··· Entries supplied

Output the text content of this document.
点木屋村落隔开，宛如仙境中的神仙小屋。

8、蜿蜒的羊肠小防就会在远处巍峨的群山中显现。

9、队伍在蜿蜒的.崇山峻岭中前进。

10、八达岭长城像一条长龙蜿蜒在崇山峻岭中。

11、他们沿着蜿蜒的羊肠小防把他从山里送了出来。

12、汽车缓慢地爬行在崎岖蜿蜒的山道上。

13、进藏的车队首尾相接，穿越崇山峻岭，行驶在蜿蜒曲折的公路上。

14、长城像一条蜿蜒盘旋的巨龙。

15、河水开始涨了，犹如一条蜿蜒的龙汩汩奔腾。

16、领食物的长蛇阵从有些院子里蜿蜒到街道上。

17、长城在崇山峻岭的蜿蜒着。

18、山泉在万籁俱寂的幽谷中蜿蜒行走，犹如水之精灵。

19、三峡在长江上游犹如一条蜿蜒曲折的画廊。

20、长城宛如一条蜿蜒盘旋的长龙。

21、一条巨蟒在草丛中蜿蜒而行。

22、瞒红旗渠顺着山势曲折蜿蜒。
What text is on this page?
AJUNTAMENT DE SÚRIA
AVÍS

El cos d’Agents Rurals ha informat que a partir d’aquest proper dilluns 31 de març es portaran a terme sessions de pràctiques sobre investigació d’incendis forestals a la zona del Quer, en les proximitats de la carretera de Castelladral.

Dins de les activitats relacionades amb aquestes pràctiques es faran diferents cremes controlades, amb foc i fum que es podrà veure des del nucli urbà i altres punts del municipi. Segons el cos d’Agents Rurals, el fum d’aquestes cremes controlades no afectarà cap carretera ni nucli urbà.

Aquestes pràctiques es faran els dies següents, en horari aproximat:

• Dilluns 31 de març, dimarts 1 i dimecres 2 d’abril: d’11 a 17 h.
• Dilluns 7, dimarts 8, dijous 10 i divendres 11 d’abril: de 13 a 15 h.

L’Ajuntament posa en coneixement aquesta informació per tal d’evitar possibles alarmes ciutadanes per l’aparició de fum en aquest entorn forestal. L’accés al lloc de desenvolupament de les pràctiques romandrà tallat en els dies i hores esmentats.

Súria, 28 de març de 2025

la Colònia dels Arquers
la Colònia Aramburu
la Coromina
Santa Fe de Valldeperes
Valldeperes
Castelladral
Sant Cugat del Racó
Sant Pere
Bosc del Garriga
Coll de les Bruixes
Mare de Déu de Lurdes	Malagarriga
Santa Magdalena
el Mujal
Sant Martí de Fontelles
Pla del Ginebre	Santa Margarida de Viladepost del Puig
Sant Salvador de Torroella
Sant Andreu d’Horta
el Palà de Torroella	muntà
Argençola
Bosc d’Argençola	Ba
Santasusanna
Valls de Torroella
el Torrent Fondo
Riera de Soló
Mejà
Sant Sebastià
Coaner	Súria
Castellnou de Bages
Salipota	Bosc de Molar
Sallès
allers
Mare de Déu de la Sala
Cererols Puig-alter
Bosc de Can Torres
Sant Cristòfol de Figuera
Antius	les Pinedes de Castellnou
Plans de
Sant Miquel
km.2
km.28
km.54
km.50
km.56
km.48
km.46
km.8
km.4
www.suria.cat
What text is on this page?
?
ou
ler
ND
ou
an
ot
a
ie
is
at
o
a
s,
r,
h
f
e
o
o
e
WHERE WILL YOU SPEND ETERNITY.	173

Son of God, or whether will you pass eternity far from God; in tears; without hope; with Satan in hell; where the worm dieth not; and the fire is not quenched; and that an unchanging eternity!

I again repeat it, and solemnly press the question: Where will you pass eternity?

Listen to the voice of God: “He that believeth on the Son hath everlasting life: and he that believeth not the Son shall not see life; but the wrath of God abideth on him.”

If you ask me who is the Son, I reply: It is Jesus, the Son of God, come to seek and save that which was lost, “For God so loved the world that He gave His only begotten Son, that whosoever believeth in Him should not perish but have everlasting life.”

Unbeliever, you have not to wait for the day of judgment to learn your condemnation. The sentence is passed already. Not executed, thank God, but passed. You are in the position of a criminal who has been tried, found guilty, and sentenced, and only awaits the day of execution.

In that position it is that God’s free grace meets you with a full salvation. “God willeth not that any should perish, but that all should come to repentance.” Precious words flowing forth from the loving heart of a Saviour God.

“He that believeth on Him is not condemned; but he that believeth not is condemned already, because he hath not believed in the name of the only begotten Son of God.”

······

● **Task description**
Go through the listing above and return every line where the word "Castelladral" occurs.

● **Exercise response**
El cos d’Agents Rurals ha informat que a partir d’aquest proper dilluns 31 de març es portaran a terme sessions de pràctiques sobre investigació d’incendis forestals a la zona del Quer, en les proximitats de la carretera de Castelladral.
Castelladral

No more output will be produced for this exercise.